### Görev 1
Fransa'daki grevlerle ilgili yazıda "Mayıs-Haziran 1968’deki Fransa" geçen sözlerle açılıp "üniversiteleri işgal ediyor." ile kapanan kısmı hiç değiştirmeden yeniden yazın.
### Görev 2
Fransa'daki grevlerle ilgili yazıyı bıraktığı yerden sürdürün.

### Seçilen bölüm
Mayıs-Haziran 1968’den 50 yıl sonra Fransa’da sınıf mücadelesi patlıyor

Mayıs-Haziran 1968’deki Fransa genel grevinden yarım yüzyıl sonra, Fransa’daki sınıf mücadelesi yeni ve patlayıcı bir aşamaya giriyor. İşçi sınıfı ile tüm Avrupa Birliği (AB) tarafından desteklenen Fransız hükümeti arasında devrimci sonuçlara sahip bir çatışma gelişiyor.

Devlet Başkanı Emmanuel Macron’un Fransız Ulusal Demiryolları’nı (SNCF) özelleştirme kararnamesine karşı geçtiğimiz hafta yapılan grev, Fransa’nın toplu ulaşımının büyük kısmını durdurdu. Air France işçileri ücret artışları talep ediyor; bir kamu hizmeti olarak tanınmak isteyen elektrik ve çöp işçileri grevci demiryolu işçilerine katıldı. Öğrenciler, üniversite eğitimine erişimi sınırlayan yeni seçme kurallarını protesto etmek için üniversiteleri işgal ediyor.

Bu gelişmeler, sınıf mücadelesinde yaygın bir uluslararası kabarmanın ortasında gerçekleşiyor. Bu yıl, şimdiden, Almanya’daki, Türkiye’deki ve Doğu Avrupa’daki metal ve otomotiv işçilerinin; Britanya’daki demiryolu ve üniversite çalışanlarının ve ABD’deki öğretmenlerin büyük grevlerine ve toplu sözleşme mücadelelerine tanık olundu.

### Verilen malzeme
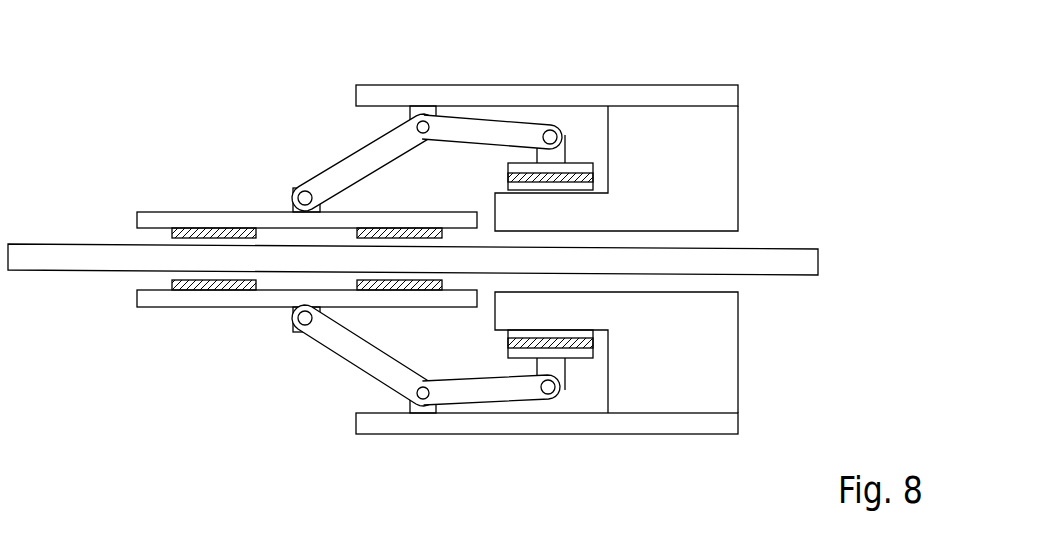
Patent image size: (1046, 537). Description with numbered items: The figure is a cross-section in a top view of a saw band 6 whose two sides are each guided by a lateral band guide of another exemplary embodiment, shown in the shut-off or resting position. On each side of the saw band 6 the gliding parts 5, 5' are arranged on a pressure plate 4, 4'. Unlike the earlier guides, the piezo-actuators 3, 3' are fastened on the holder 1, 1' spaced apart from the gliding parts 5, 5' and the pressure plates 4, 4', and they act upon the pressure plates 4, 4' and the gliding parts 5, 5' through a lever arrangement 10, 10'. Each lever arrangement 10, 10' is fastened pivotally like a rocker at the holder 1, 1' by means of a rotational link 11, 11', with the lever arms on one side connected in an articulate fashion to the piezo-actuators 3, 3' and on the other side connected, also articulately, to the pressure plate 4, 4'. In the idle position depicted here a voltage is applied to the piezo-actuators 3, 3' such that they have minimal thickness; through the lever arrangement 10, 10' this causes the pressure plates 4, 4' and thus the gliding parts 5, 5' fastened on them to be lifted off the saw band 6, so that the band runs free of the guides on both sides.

The holder 1 is at (593, 151).
The holder 1' is at (587, 363).
The piezo-actuator 3 is at (576, 103).
The piezo-actuator 3' is at (567, 416).
The pressure plate 4 is at (307, 152).
The pressure plate 4' is at (284, 360).
The gliding parts 5 is at (301, 165).
The gliding parts 5' is at (301, 359).
The saw band 6 is at (783, 262).
The lever arrangement 10 is at (424, 112).
The lever arrangement 10' is at (424, 397).
The rotational link 11 is at (454, 68).
The rotational link 11' is at (433, 447).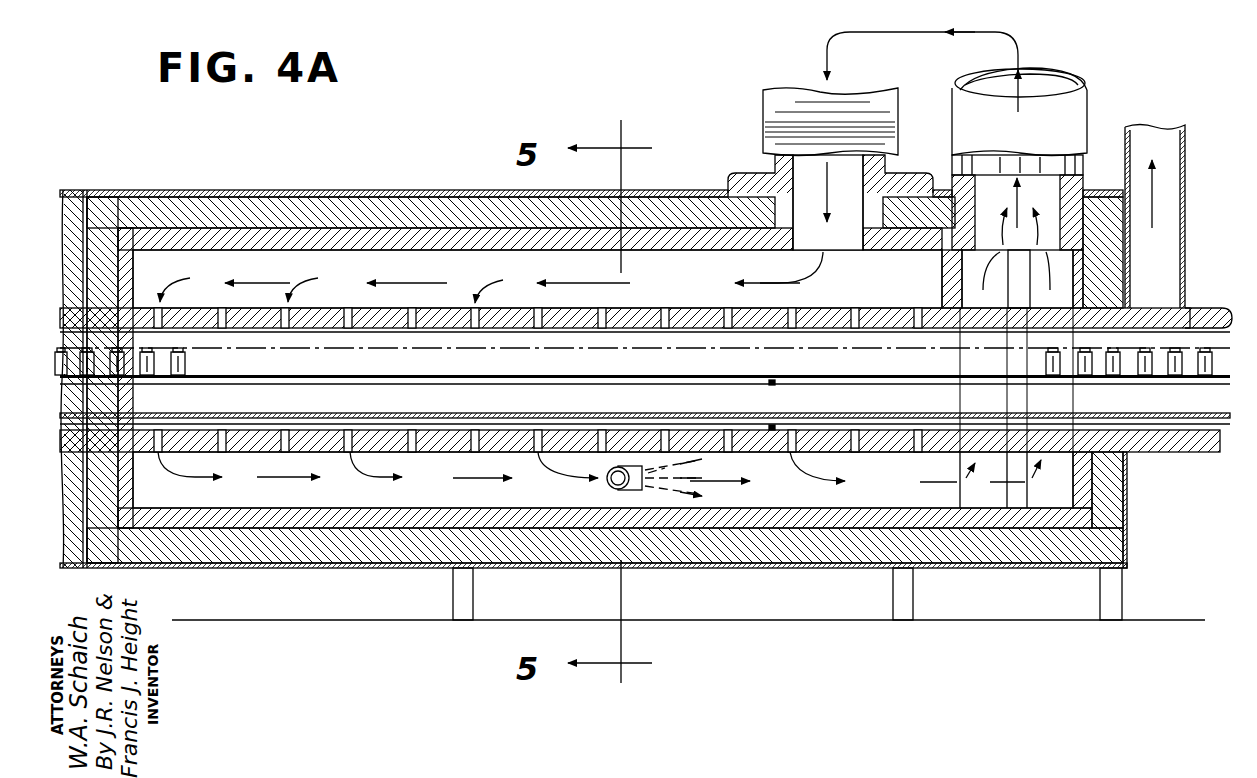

### Doğru cevap 1
Mayıs-Haziran 1968’deki Fransa genel grevinden yarım yüzyıl sonra, Fransa’daki sınıf mücadelesi yeni ve patlayıcı bir aşamaya giriyor. İşçi sınıfı ile tüm Avrupa Birliği (AB) tarafından desteklenen Fransız hükümeti arasında devrimci sonuçlara sahip bir çatışma gelişiyor.

Devlet Başkanı Emmanuel Macron’un Fransız Ulusal Demiryolları’nı (SNCF) özelleştirme kararnamesine karşı geçtiğimiz hafta yapılan grev, Fransa’nın toplu ulaşımının büyük kısmını durdurdu. Air France işçileri ücret artışları talep ediyor; bir kamu hizmeti olarak tanınmak isteyen elektrik ve çöp işçileri grevci demiryolu işçilerine katıldı. Öğrenciler, üniversite eğitimine erişimi sınırlayan yeni seçme kurallarını protesto etmek için üniversiteleri işgal ediyor.

### Doğru cevap 2
Bu mücadeleler, Avrupa tarihindeki en büyük genel grev olan Mayıs-Haziran 1968 Fransız genel grevinin 50. yıldönümünün gölgesinde gerçekleşiyor. Bu kitlesel işçi sınıfı seferberliği, Fransız kapitalizmini ve General Charles de Gaulle yönetimini tepeden tırnağa sarsmıştı. Öğrenci protestolarının bastırılmasıyla tetiklenen kitlesel öfke, 10 milyondan fazla işçinin katıldığı bir greve dönüşmüş ve Fransa genelinde fabrikalara kızıl bayraklar çekilmişti.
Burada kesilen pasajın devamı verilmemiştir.